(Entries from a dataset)
⟨

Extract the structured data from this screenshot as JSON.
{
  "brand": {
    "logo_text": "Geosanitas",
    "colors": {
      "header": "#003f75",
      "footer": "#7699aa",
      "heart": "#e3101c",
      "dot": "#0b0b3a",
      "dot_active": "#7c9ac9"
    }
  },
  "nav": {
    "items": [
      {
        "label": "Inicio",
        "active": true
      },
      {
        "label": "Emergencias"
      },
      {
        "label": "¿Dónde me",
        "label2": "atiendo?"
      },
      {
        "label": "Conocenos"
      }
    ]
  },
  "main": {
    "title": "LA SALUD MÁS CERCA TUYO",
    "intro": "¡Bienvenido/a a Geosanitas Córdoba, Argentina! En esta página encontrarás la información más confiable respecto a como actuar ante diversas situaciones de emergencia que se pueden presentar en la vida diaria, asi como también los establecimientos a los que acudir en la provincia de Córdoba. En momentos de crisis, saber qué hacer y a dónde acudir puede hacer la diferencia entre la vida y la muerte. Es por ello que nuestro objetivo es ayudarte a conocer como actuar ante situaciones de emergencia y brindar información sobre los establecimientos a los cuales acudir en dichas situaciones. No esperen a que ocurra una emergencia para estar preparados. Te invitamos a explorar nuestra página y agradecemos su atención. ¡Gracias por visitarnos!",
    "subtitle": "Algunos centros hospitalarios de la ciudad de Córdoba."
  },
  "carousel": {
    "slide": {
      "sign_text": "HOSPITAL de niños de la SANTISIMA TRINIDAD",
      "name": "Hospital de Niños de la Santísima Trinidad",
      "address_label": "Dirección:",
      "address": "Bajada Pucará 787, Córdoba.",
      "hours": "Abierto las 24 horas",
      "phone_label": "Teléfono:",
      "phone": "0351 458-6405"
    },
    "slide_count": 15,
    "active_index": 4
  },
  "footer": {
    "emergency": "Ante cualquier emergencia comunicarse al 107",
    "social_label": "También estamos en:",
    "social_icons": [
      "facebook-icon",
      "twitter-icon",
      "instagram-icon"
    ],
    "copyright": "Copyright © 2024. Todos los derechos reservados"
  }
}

⟩

What you have to do> Each line of the material must be restated exactly.

Full solution>
Extract the structured data from this screenshot as JSON.
{
  "brand": {
    "logo_text": "Geosanitas",
    "colors": {
      "header": "#003f75",
      "footer": "#7699aa",
      "heart": "#e3101c",
      "dot": "#0b0b3a",
      "dot_active": "#7c9ac9"
    }
  },
  "nav": {
    "items": [
      {
        "label": "Inicio",
        "active": true
      },
      {
        "label": "Emergencias"
      },
      {
        "label": "¿Dónde me",
        "label2": "atiendo?"
      },
      {
        "label": "Conocenos"
      }
    ]
  },
  "main": {
    "title": "LA SALUD MÁS CERCA TUYO",
    "intro": "¡Bienvenido/a a Geosanitas Córdoba, Argentina! En esta página encontrarás la información más confiable respecto a como actuar ante diversas situaciones de emergencia que se pueden presentar en la vida diaria, asi como también los establecimientos a los que acudir en la provincia de Córdoba. En momentos de crisis, saber qué hacer y a dónde acudir puede hacer la diferencia entre la vida y la muerte. Es por ello que nuestro objetivo es ayudarte a conocer como actuar ante situaciones de emergencia y brindar información sobre los establecimientos a los cuales acudir en dichas situaciones. No esperen a que ocurra una emergencia para estar preparados. Te invitamos a explorar nuestra página y agradecemos su atención. ¡Gracias por visitarnos!",
    "subtitle": "Algunos centros hospitalarios de la ciudad de Córdoba."
  },
  "carousel": {
    "slide": {
      "sign_text": "HOSPITAL de niños de la SANTISIMA TRINIDAD",
      "name": "Hospital de Niños de la Santísima Trinidad",
      "address_label": "Dirección:",
      "address": "Bajada Pucará 787, Córdoba.",
      "hours": "Abierto las 24 horas",
      "phone_label": "Teléfono:",
      "phone": "0351 458-6405"
    },
    "slide_count": 15,
    "active_index": 4
  },
  "footer": {
    "emergency": "Ante cualquier emergencia comunicarse al 107",
    "social_label": "También estamos en:",
    "social_icons": [
      "facebook-icon",
      "twitter-icon",
      "instagram-icon"
    ],
    "copyright": "Copyright © 2024. Todos los derechos reservados"
  }
}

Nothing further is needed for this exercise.